----- Extracted material -----

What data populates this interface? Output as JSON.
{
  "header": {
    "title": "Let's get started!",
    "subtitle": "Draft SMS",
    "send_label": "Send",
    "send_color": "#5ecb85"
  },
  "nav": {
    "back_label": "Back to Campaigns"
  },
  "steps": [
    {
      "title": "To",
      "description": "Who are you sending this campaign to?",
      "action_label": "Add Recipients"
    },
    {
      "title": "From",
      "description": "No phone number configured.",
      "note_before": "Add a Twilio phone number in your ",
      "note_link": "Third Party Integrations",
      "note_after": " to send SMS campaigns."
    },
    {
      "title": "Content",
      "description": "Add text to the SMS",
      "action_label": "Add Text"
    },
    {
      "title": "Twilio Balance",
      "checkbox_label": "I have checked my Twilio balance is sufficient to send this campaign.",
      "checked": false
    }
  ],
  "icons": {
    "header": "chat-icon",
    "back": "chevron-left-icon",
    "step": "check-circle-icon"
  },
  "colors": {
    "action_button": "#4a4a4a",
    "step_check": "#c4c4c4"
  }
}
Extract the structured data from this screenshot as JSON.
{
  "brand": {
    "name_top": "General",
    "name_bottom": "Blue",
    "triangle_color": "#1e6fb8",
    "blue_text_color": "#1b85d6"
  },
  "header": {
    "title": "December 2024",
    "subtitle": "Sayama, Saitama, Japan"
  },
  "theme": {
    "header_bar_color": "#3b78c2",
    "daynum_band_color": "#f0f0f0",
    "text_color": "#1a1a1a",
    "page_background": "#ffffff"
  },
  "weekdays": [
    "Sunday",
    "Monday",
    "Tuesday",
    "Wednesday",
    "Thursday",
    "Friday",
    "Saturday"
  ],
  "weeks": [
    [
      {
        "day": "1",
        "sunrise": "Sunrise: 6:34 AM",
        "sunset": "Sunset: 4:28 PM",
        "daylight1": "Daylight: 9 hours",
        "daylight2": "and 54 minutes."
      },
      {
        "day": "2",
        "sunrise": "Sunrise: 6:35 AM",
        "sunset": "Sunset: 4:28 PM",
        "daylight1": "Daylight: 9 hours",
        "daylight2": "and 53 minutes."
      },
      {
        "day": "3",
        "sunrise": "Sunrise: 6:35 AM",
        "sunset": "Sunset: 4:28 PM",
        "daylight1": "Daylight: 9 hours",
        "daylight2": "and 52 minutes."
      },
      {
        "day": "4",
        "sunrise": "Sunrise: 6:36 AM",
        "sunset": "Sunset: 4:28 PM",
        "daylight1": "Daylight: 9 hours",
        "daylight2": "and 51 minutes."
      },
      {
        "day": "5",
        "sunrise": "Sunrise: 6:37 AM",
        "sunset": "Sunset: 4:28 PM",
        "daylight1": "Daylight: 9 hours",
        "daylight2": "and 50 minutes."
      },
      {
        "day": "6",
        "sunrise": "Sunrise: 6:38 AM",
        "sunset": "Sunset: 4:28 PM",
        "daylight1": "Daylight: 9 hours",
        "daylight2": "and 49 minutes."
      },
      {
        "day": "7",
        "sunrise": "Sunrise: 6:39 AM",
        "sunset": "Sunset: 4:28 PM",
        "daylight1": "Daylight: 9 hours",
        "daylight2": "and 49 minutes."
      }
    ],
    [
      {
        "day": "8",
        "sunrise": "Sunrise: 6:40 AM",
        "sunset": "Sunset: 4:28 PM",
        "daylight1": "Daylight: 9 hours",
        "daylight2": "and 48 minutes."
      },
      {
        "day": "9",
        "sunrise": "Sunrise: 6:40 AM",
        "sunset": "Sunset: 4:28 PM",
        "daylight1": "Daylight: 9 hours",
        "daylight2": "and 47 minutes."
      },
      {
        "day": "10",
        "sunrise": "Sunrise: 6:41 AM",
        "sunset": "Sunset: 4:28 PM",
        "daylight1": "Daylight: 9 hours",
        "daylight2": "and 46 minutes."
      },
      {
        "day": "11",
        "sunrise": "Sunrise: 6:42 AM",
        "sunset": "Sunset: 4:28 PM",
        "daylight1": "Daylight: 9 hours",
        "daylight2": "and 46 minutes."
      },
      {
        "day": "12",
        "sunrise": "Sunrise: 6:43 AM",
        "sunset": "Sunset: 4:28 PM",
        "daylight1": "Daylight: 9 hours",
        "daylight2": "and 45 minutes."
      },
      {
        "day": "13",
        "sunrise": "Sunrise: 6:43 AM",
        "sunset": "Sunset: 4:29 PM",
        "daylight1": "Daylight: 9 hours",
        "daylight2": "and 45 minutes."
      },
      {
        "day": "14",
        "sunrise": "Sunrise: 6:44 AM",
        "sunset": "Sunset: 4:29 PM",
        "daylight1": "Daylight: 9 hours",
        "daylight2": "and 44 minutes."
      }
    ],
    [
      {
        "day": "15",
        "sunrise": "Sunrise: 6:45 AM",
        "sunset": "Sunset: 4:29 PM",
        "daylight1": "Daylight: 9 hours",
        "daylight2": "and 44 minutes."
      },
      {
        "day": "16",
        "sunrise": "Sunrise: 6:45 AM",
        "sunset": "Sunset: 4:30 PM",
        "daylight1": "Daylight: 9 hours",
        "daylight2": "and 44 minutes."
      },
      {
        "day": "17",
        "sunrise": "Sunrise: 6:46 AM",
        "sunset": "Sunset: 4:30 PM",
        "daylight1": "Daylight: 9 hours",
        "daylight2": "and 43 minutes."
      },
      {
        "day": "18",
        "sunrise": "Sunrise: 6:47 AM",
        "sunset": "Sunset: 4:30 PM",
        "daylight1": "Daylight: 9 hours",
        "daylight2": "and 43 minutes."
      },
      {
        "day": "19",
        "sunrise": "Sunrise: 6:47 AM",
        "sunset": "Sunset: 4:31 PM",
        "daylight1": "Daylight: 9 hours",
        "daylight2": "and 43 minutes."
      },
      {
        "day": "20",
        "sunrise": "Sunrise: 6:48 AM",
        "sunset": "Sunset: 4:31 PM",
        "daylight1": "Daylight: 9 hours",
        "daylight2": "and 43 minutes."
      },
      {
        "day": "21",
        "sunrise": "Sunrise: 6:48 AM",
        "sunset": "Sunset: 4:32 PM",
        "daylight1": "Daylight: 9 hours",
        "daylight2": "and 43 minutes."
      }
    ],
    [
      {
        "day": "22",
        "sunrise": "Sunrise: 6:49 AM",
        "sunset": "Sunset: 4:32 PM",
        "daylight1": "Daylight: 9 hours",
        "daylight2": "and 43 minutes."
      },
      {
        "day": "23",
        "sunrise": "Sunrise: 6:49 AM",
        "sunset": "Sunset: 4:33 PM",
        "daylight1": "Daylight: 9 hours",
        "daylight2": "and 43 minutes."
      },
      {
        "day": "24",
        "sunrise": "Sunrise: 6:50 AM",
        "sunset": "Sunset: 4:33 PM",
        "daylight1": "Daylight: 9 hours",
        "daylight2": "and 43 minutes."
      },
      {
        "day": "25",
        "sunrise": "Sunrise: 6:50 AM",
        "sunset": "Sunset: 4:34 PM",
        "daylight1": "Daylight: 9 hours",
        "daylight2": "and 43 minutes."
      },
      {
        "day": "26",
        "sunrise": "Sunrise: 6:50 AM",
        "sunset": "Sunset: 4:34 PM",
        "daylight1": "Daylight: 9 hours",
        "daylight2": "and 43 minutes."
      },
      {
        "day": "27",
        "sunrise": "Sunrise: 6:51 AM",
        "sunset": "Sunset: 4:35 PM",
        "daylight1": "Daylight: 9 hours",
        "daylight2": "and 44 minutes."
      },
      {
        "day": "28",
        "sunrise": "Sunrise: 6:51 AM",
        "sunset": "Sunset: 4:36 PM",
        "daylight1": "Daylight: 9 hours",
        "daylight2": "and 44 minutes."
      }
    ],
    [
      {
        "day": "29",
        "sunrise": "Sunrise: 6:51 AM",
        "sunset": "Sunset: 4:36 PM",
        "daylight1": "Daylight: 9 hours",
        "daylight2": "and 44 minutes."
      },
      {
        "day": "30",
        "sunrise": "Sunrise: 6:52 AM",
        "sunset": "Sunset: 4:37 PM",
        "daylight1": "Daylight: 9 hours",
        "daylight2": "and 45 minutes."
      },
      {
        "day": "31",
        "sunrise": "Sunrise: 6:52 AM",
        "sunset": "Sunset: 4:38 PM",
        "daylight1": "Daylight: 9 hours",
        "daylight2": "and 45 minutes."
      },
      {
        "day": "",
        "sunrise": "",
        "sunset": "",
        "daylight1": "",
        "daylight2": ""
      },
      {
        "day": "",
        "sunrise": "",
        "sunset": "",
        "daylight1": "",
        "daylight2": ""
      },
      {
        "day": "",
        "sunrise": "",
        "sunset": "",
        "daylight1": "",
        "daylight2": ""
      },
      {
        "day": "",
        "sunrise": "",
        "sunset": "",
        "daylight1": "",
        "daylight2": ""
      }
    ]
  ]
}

-----

=== Your goal ===
List all lines from the entries that include the word "checked".

=== Correct output ===
      "checkbox_label": "I have checked my Twilio balance is sufficient to send this campaign.",
      "checked": false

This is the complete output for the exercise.